## [Problem details]
Repeat each record below exactly, dropping the pictures.

## [Data provided]
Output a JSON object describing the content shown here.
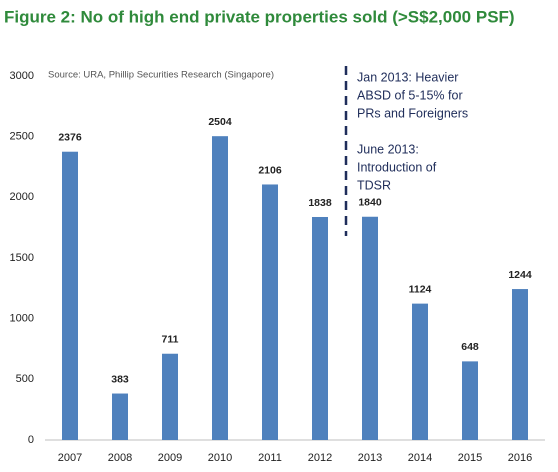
{
  "chart_data": {
    "type": "bar",
    "title": "Figure 2: No of high end private properties sold (>S$2,000 PSF)",
    "source": "Source: URA, Phillip Securities Research (Singapore)",
    "annotations": [
      "Jan 2013: Heavier",
      "ABSD of 5-15% for",
      "PRs and Foreigners",
      "June 2013:",
      "Introduction of",
      "TDSR"
    ],
    "categories": [
      "2007",
      "2008",
      "2009",
      "2010",
      "2011",
      "2012",
      "2013",
      "2014",
      "2015",
      "2016"
    ],
    "values": [
      2376,
      383,
      711,
      2504,
      2106,
      1838,
      1840,
      1124,
      648,
      1244
    ],
    "color": "#4f81bd",
    "ylim": [
      0,
      3000
    ],
    "yticks": [
      0,
      500,
      1000,
      1500,
      2000,
      2500,
      3000
    ],
    "grid": false
  }
}
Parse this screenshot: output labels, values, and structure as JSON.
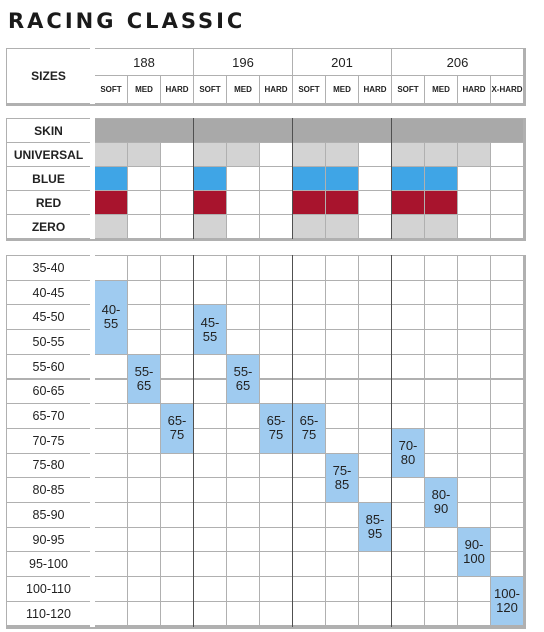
{
  "title": "RACING CLASSIC",
  "header": {
    "sizes_label": "SIZES",
    "ski_sizes": [
      {
        "size": "188",
        "flexes": [
          "SOFT",
          "MED",
          "HARD"
        ]
      },
      {
        "size": "196",
        "flexes": [
          "SOFT",
          "MED",
          "HARD"
        ]
      },
      {
        "size": "201",
        "flexes": [
          "SOFT",
          "MED",
          "HARD"
        ]
      },
      {
        "size": "206",
        "flexes": [
          "SOFT",
          "MED",
          "HARD",
          "X-HARD"
        ]
      }
    ]
  },
  "wax_rows": [
    {
      "label": "SKIN",
      "color": "#a9a9a9",
      "cells": [
        1,
        1,
        1,
        1,
        1,
        1,
        1,
        1,
        1,
        1,
        1,
        1,
        1
      ]
    },
    {
      "label": "UNIVERSAL",
      "color": "#d3d3d3",
      "cells": [
        1,
        1,
        0,
        1,
        1,
        0,
        1,
        1,
        0,
        1,
        1,
        1,
        0
      ]
    },
    {
      "label": "BLUE",
      "color": "#3fa5e6",
      "cells": [
        1,
        0,
        0,
        1,
        0,
        0,
        1,
        1,
        0,
        1,
        1,
        0,
        0
      ]
    },
    {
      "label": "RED",
      "color": "#a8142d",
      "cells": [
        1,
        0,
        0,
        1,
        0,
        0,
        1,
        1,
        0,
        1,
        1,
        0,
        0
      ]
    },
    {
      "label": "ZERO",
      "color": "#d3d3d3",
      "cells": [
        1,
        0,
        0,
        1,
        0,
        0,
        1,
        1,
        0,
        1,
        1,
        0,
        0
      ]
    }
  ],
  "weight_rows": [
    "35-40",
    "40-45",
    "45-50",
    "50-55",
    "55-60",
    "60-65",
    "65-70",
    "70-75",
    "75-80",
    "80-85",
    "85-90",
    "90-95",
    "95-100",
    "100-110",
    "110-120"
  ],
  "range_color": "#9fcbf0",
  "ranges": [
    {
      "text": "40-\n55",
      "col": 0,
      "row_start": 1,
      "row_end": 3
    },
    {
      "text": "55-\n65",
      "col": 1,
      "row_start": 4,
      "row_end": 5
    },
    {
      "text": "65-\n75",
      "col": 2,
      "row_start": 6,
      "row_end": 7
    },
    {
      "text": "45-\n55",
      "col": 3,
      "row_start": 2,
      "row_end": 3
    },
    {
      "text": "55-\n65",
      "col": 4,
      "row_start": 4,
      "row_end": 5
    },
    {
      "text": "65-75",
      "col": 5,
      "row_start": 6,
      "row_end": 7
    },
    {
      "text": "65-\n75",
      "col": 6,
      "row_start": 6,
      "row_end": 7
    },
    {
      "text": "75-\n85",
      "col": 7,
      "row_start": 8,
      "row_end": 9
    },
    {
      "text": "85-\n95",
      "col": 8,
      "row_start": 10,
      "row_end": 11
    },
    {
      "text": "70-\n80",
      "col": 9,
      "row_start": 7,
      "row_end": 8
    },
    {
      "text": "80-\n90",
      "col": 10,
      "row_start": 9,
      "row_end": 10
    },
    {
      "text": "90-\n100",
      "col": 11,
      "row_start": 11,
      "row_end": 12
    },
    {
      "text": "100-\n120",
      "col": 12,
      "row_start": 13,
      "row_end": 14
    }
  ]
}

## [Exercise output]
Output a JSON object describing the content shown here.
{
  "chart_data": {
    "type": "bar",
    "title": "Figure 2: No of high end private properties sold (>S$2,000 PSF)",
    "source": "Source: URA, Phillip Securities Research (Singapore)",
    "annotations": [
      "Jan 2013: Heavier",
      "ABSD of 5-15% for",
      "PRs and Foreigners",
      "June 2013:",
      "Introduction of",
      "TDSR"
    ],
    "categories": [
      "2007",
      "2008",
      "2009",
      "2010",
      "2011",
      "2012",
      "2013",
      "2014",
      "2015",
      "2016"
    ],
    "values": [
      2376,
      383,
      711,
      2504,
      2106,
      1838,
      1840,
      1124,
      648,
      1244
    ],
    "color": "#4f81bd",
    "ylim": [
      0,
      3000
    ],
    "yticks": [
      0,
      500,
      1000,
      1500,
      2000,
      2500,
      3000
    ],
    "grid": false
  }
}
Parse this screenshot: output labels, values, and structure as JSON.
{
  "title": "RACING CLASSIC",
  "header": {
    "sizes_label": "SIZES",
    "ski_sizes": [
      {
        "size": "188",
        "flexes": [
          "SOFT",
          "MED",
          "HARD"
        ]
      },
      {
        "size": "196",
        "flexes": [
          "SOFT",
          "MED",
          "HARD"
        ]
      },
      {
        "size": "201",
        "flexes": [
          "SOFT",
          "MED",
          "HARD"
        ]
      },
      {
        "size": "206",
        "flexes": [
          "SOFT",
          "MED",
          "HARD",
          "X-HARD"
        ]
      }
    ]
  },
  "wax_rows": [
    {
      "label": "SKIN",
      "color": "#a9a9a9",
      "cells": [
        1,
        1,
        1,
        1,
        1,
        1,
        1,
        1,
        1,
        1,
        1,
        1,
        1
      ]
    },
    {
      "label": "UNIVERSAL",
      "color": "#d3d3d3",
      "cells": [
        1,
        1,
        0,
        1,
        1,
        0,
        1,
        1,
        0,
        1,
        1,
        1,
        0
      ]
    },
    {
      "label": "BLUE",
      "color": "#3fa5e6",
      "cells": [
        1,
        0,
        0,
        1,
        0,
        0,
        1,
        1,
        0,
        1,
        1,
        0,
        0
      ]
    },
    {
      "label": "RED",
      "color": "#a8142d",
      "cells": [
        1,
        0,
        0,
        1,
        0,
        0,
        1,
        1,
        0,
        1,
        1,
        0,
        0
      ]
    },
    {
      "label": "ZERO",
      "color": "#d3d3d3",
      "cells": [
        1,
        0,
        0,
        1,
        0,
        0,
        1,
        1,
        0,
        1,
        1,
        0,
        0
      ]
    }
  ],
  "weight_rows": [
    "35-40",
    "40-45",
    "45-50",
    "50-55",
    "55-60",
    "60-65",
    "65-70",
    "70-75",
    "75-80",
    "80-85",
    "85-90",
    "90-95",
    "95-100",
    "100-110",
    "110-120"
  ],
  "range_color": "#9fcbf0",
  "ranges": [
    {
      "text": "40-\n55",
      "col": 0,
      "row_start": 1,
      "row_end": 3
    },
    {
      "text": "55-\n65",
      "col": 1,
      "row_start": 4,
      "row_end": 5
    },
    {
      "text": "65-\n75",
      "col": 2,
      "row_start": 6,
      "row_end": 7
    },
    {
      "text": "45-\n55",
      "col": 3,
      "row_start": 2,
      "row_end": 3
    },
    {
      "text": "55-\n65",
      "col": 4,
      "row_start": 4,
      "row_end": 5
    },
    {
      "text": "65-75",
      "col": 5,
      "row_start": 6,
      "row_end": 7
    },
    {
      "text": "65-\n75",
      "col": 6,
      "row_start": 6,
      "row_end": 7
    },
    {
      "text": "75-\n85",
      "col": 7,
      "row_start": 8,
      "row_end": 9
    },
    {
      "text": "85-\n95",
      "col": 8,
      "row_start": 10,
      "row_end": 11
    },
    {
      "text": "70-\n80",
      "col": 9,
      "row_start": 7,
      "row_end": 8
    },
    {
      "text": "80-\n90",
      "col": 10,
      "row_start": 9,
      "row_end": 10
    },
    {
      "text": "90-\n100",
      "col": 11,
      "row_start": 11,
      "row_end": 12
    },
    {
      "text": "100-\n120",
      "col": 12,
      "row_start": 13,
      "row_end": 14
    }
  ]
}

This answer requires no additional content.